### Description of the task
Will you output all of the data below exactly, omitting the images?

start Input data

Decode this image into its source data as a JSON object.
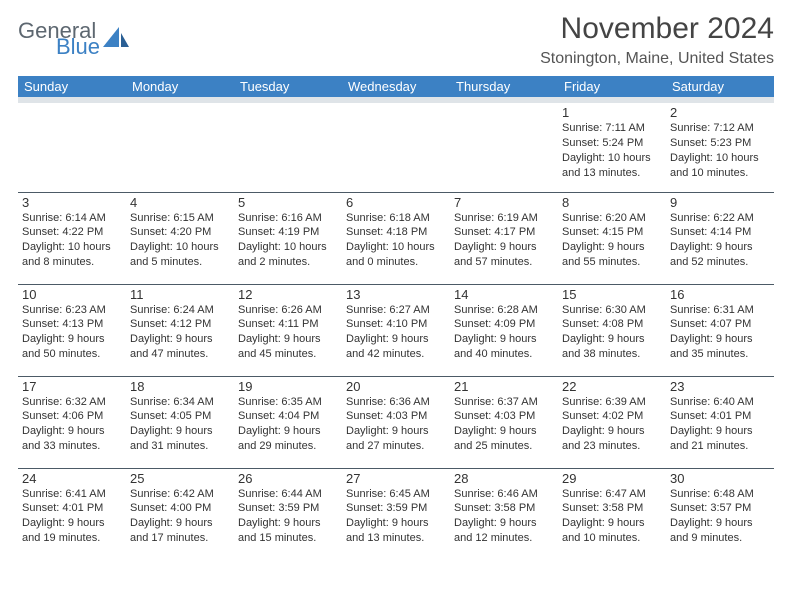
{
  "logo": {
    "part1": "General",
    "part2": "Blue"
  },
  "title": "November 2024",
  "location": "Stonington, Maine, United States",
  "colors": {
    "header_bg": "#3c81c4",
    "header_sub_bg": "#dfe4e8",
    "rule": "#4c5a66"
  },
  "dayHeaders": [
    "Sunday",
    "Monday",
    "Tuesday",
    "Wednesday",
    "Thursday",
    "Friday",
    "Saturday"
  ],
  "weeks": [
    [
      null,
      null,
      null,
      null,
      null,
      {
        "n": "1",
        "sunrise": "Sunrise: 7:11 AM",
        "sunset": "Sunset: 5:24 PM",
        "daylight": "Daylight: 10 hours and 13 minutes."
      },
      {
        "n": "2",
        "sunrise": "Sunrise: 7:12 AM",
        "sunset": "Sunset: 5:23 PM",
        "daylight": "Daylight: 10 hours and 10 minutes."
      }
    ],
    [
      {
        "n": "3",
        "sunrise": "Sunrise: 6:14 AM",
        "sunset": "Sunset: 4:22 PM",
        "daylight": "Daylight: 10 hours and 8 minutes."
      },
      {
        "n": "4",
        "sunrise": "Sunrise: 6:15 AM",
        "sunset": "Sunset: 4:20 PM",
        "daylight": "Daylight: 10 hours and 5 minutes."
      },
      {
        "n": "5",
        "sunrise": "Sunrise: 6:16 AM",
        "sunset": "Sunset: 4:19 PM",
        "daylight": "Daylight: 10 hours and 2 minutes."
      },
      {
        "n": "6",
        "sunrise": "Sunrise: 6:18 AM",
        "sunset": "Sunset: 4:18 PM",
        "daylight": "Daylight: 10 hours and 0 minutes."
      },
      {
        "n": "7",
        "sunrise": "Sunrise: 6:19 AM",
        "sunset": "Sunset: 4:17 PM",
        "daylight": "Daylight: 9 hours and 57 minutes."
      },
      {
        "n": "8",
        "sunrise": "Sunrise: 6:20 AM",
        "sunset": "Sunset: 4:15 PM",
        "daylight": "Daylight: 9 hours and 55 minutes."
      },
      {
        "n": "9",
        "sunrise": "Sunrise: 6:22 AM",
        "sunset": "Sunset: 4:14 PM",
        "daylight": "Daylight: 9 hours and 52 minutes."
      }
    ],
    [
      {
        "n": "10",
        "sunrise": "Sunrise: 6:23 AM",
        "sunset": "Sunset: 4:13 PM",
        "daylight": "Daylight: 9 hours and 50 minutes."
      },
      {
        "n": "11",
        "sunrise": "Sunrise: 6:24 AM",
        "sunset": "Sunset: 4:12 PM",
        "daylight": "Daylight: 9 hours and 47 minutes."
      },
      {
        "n": "12",
        "sunrise": "Sunrise: 6:26 AM",
        "sunset": "Sunset: 4:11 PM",
        "daylight": "Daylight: 9 hours and 45 minutes."
      },
      {
        "n": "13",
        "sunrise": "Sunrise: 6:27 AM",
        "sunset": "Sunset: 4:10 PM",
        "daylight": "Daylight: 9 hours and 42 minutes."
      },
      {
        "n": "14",
        "sunrise": "Sunrise: 6:28 AM",
        "sunset": "Sunset: 4:09 PM",
        "daylight": "Daylight: 9 hours and 40 minutes."
      },
      {
        "n": "15",
        "sunrise": "Sunrise: 6:30 AM",
        "sunset": "Sunset: 4:08 PM",
        "daylight": "Daylight: 9 hours and 38 minutes."
      },
      {
        "n": "16",
        "sunrise": "Sunrise: 6:31 AM",
        "sunset": "Sunset: 4:07 PM",
        "daylight": "Daylight: 9 hours and 35 minutes."
      }
    ],
    [
      {
        "n": "17",
        "sunrise": "Sunrise: 6:32 AM",
        "sunset": "Sunset: 4:06 PM",
        "daylight": "Daylight: 9 hours and 33 minutes."
      },
      {
        "n": "18",
        "sunrise": "Sunrise: 6:34 AM",
        "sunset": "Sunset: 4:05 PM",
        "daylight": "Daylight: 9 hours and 31 minutes."
      },
      {
        "n": "19",
        "sunrise": "Sunrise: 6:35 AM",
        "sunset": "Sunset: 4:04 PM",
        "daylight": "Daylight: 9 hours and 29 minutes."
      },
      {
        "n": "20",
        "sunrise": "Sunrise: 6:36 AM",
        "sunset": "Sunset: 4:03 PM",
        "daylight": "Daylight: 9 hours and 27 minutes."
      },
      {
        "n": "21",
        "sunrise": "Sunrise: 6:37 AM",
        "sunset": "Sunset: 4:03 PM",
        "daylight": "Daylight: 9 hours and 25 minutes."
      },
      {
        "n": "22",
        "sunrise": "Sunrise: 6:39 AM",
        "sunset": "Sunset: 4:02 PM",
        "daylight": "Daylight: 9 hours and 23 minutes."
      },
      {
        "n": "23",
        "sunrise": "Sunrise: 6:40 AM",
        "sunset": "Sunset: 4:01 PM",
        "daylight": "Daylight: 9 hours and 21 minutes."
      }
    ],
    [
      {
        "n": "24",
        "sunrise": "Sunrise: 6:41 AM",
        "sunset": "Sunset: 4:01 PM",
        "daylight": "Daylight: 9 hours and 19 minutes."
      },
      {
        "n": "25",
        "sunrise": "Sunrise: 6:42 AM",
        "sunset": "Sunset: 4:00 PM",
        "daylight": "Daylight: 9 hours and 17 minutes."
      },
      {
        "n": "26",
        "sunrise": "Sunrise: 6:44 AM",
        "sunset": "Sunset: 3:59 PM",
        "daylight": "Daylight: 9 hours and 15 minutes."
      },
      {
        "n": "27",
        "sunrise": "Sunrise: 6:45 AM",
        "sunset": "Sunset: 3:59 PM",
        "daylight": "Daylight: 9 hours and 13 minutes."
      },
      {
        "n": "28",
        "sunrise": "Sunrise: 6:46 AM",
        "sunset": "Sunset: 3:58 PM",
        "daylight": "Daylight: 9 hours and 12 minutes."
      },
      {
        "n": "29",
        "sunrise": "Sunrise: 6:47 AM",
        "sunset": "Sunset: 3:58 PM",
        "daylight": "Daylight: 9 hours and 10 minutes."
      },
      {
        "n": "30",
        "sunrise": "Sunrise: 6:48 AM",
        "sunset": "Sunset: 3:57 PM",
        "daylight": "Daylight: 9 hours and 9 minutes."
      }
    ]
  ]
}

end Input data

### Written response
Decode this image into its source data as a JSON object.
{
  "logo": {
    "part1": "General",
    "part2": "Blue"
  },
  "title": "November 2024",
  "location": "Stonington, Maine, United States",
  "colors": {
    "header_bg": "#3c81c4",
    "header_sub_bg": "#dfe4e8",
    "rule": "#4c5a66"
  },
  "dayHeaders": [
    "Sunday",
    "Monday",
    "Tuesday",
    "Wednesday",
    "Thursday",
    "Friday",
    "Saturday"
  ],
  "weeks": [
    [
      null,
      null,
      null,
      null,
      null,
      {
        "n": "1",
        "sunrise": "Sunrise: 7:11 AM",
        "sunset": "Sunset: 5:24 PM",
        "daylight": "Daylight: 10 hours and 13 minutes."
      },
      {
        "n": "2",
        "sunrise": "Sunrise: 7:12 AM",
        "sunset": "Sunset: 5:23 PM",
        "daylight": "Daylight: 10 hours and 10 minutes."
      }
    ],
    [
      {
        "n": "3",
        "sunrise": "Sunrise: 6:14 AM",
        "sunset": "Sunset: 4:22 PM",
        "daylight": "Daylight: 10 hours and 8 minutes."
      },
      {
        "n": "4",
        "sunrise": "Sunrise: 6:15 AM",
        "sunset": "Sunset: 4:20 PM",
        "daylight": "Daylight: 10 hours and 5 minutes."
      },
      {
        "n": "5",
        "sunrise": "Sunrise: 6:16 AM",
        "sunset": "Sunset: 4:19 PM",
        "daylight": "Daylight: 10 hours and 2 minutes."
      },
      {
        "n": "6",
        "sunrise": "Sunrise: 6:18 AM",
        "sunset": "Sunset: 4:18 PM",
        "daylight": "Daylight: 10 hours and 0 minutes."
      },
      {
        "n": "7",
        "sunrise": "Sunrise: 6:19 AM",
        "sunset": "Sunset: 4:17 PM",
        "daylight": "Daylight: 9 hours and 57 minutes."
      },
      {
        "n": "8",
        "sunrise": "Sunrise: 6:20 AM",
        "sunset": "Sunset: 4:15 PM",
        "daylight": "Daylight: 9 hours and 55 minutes."
      },
      {
        "n": "9",
        "sunrise": "Sunrise: 6:22 AM",
        "sunset": "Sunset: 4:14 PM",
        "daylight": "Daylight: 9 hours and 52 minutes."
      }
    ],
    [
      {
        "n": "10",
        "sunrise": "Sunrise: 6:23 AM",
        "sunset": "Sunset: 4:13 PM",
        "daylight": "Daylight: 9 hours and 50 minutes."
      },
      {
        "n": "11",
        "sunrise": "Sunrise: 6:24 AM",
        "sunset": "Sunset: 4:12 PM",
        "daylight": "Daylight: 9 hours and 47 minutes."
      },
      {
        "n": "12",
        "sunrise": "Sunrise: 6:26 AM",
        "sunset": "Sunset: 4:11 PM",
        "daylight": "Daylight: 9 hours and 45 minutes."
      },
      {
        "n": "13",
        "sunrise": "Sunrise: 6:27 AM",
        "sunset": "Sunset: 4:10 PM",
        "daylight": "Daylight: 9 hours and 42 minutes."
      },
      {
        "n": "14",
        "sunrise": "Sunrise: 6:28 AM",
        "sunset": "Sunset: 4:09 PM",
        "daylight": "Daylight: 9 hours and 40 minutes."
      },
      {
        "n": "15",
        "sunrise": "Sunrise: 6:30 AM",
        "sunset": "Sunset: 4:08 PM",
        "daylight": "Daylight: 9 hours and 38 minutes."
      },
      {
        "n": "16",
        "sunrise": "Sunrise: 6:31 AM",
        "sunset": "Sunset: 4:07 PM",
        "daylight": "Daylight: 9 hours and 35 minutes."
      }
    ],
    [
      {
        "n": "17",
        "sunrise": "Sunrise: 6:32 AM",
        "sunset": "Sunset: 4:06 PM",
        "daylight": "Daylight: 9 hours and 33 minutes."
      },
      {
        "n": "18",
        "sunrise": "Sunrise: 6:34 AM",
        "sunset": "Sunset: 4:05 PM",
        "daylight": "Daylight: 9 hours and 31 minutes."
      },
      {
        "n": "19",
        "sunrise": "Sunrise: 6:35 AM",
        "sunset": "Sunset: 4:04 PM",
        "daylight": "Daylight: 9 hours and 29 minutes."
      },
      {
        "n": "20",
        "sunrise": "Sunrise: 6:36 AM",
        "sunset": "Sunset: 4:03 PM",
        "daylight": "Daylight: 9 hours and 27 minutes."
      },
      {
        "n": "21",
        "sunrise": "Sunrise: 6:37 AM",
        "sunset": "Sunset: 4:03 PM",
        "daylight": "Daylight: 9 hours and 25 minutes."
      },
      {
        "n": "22",
        "sunrise": "Sunrise: 6:39 AM",
        "sunset": "Sunset: 4:02 PM",
        "daylight": "Daylight: 9 hours and 23 minutes."
      },
      {
        "n": "23",
        "sunrise": "Sunrise: 6:40 AM",
        "sunset": "Sunset: 4:01 PM",
        "daylight": "Daylight: 9 hours and 21 minutes."
      }
    ],
    [
      {
        "n": "24",
        "sunrise": "Sunrise: 6:41 AM",
        "sunset": "Sunset: 4:01 PM",
        "daylight": "Daylight: 9 hours and 19 minutes."
      },
      {
        "n": "25",
        "sunrise": "Sunrise: 6:42 AM",
        "sunset": "Sunset: 4:00 PM",
        "daylight": "Daylight: 9 hours and 17 minutes."
      },
      {
        "n": "26",
        "sunrise": "Sunrise: 6:44 AM",
        "sunset": "Sunset: 3:59 PM",
        "daylight": "Daylight: 9 hours and 15 minutes."
      },
      {
        "n": "27",
        "sunrise": "Sunrise: 6:45 AM",
        "sunset": "Sunset: 3:59 PM",
        "daylight": "Daylight: 9 hours and 13 minutes."
      },
      {
        "n": "28",
        "sunrise": "Sunrise: 6:46 AM",
        "sunset": "Sunset: 3:58 PM",
        "daylight": "Daylight: 9 hours and 12 minutes."
      },
      {
        "n": "29",
        "sunrise": "Sunrise: 6:47 AM",
        "sunset": "Sunset: 3:58 PM",
        "daylight": "Daylight: 9 hours and 10 minutes."
      },
      {
        "n": "30",
        "sunrise": "Sunrise: 6:48 AM",
        "sunset": "Sunset: 3:57 PM",
        "daylight": "Daylight: 9 hours and 9 minutes."
      }
    ]
  ]
}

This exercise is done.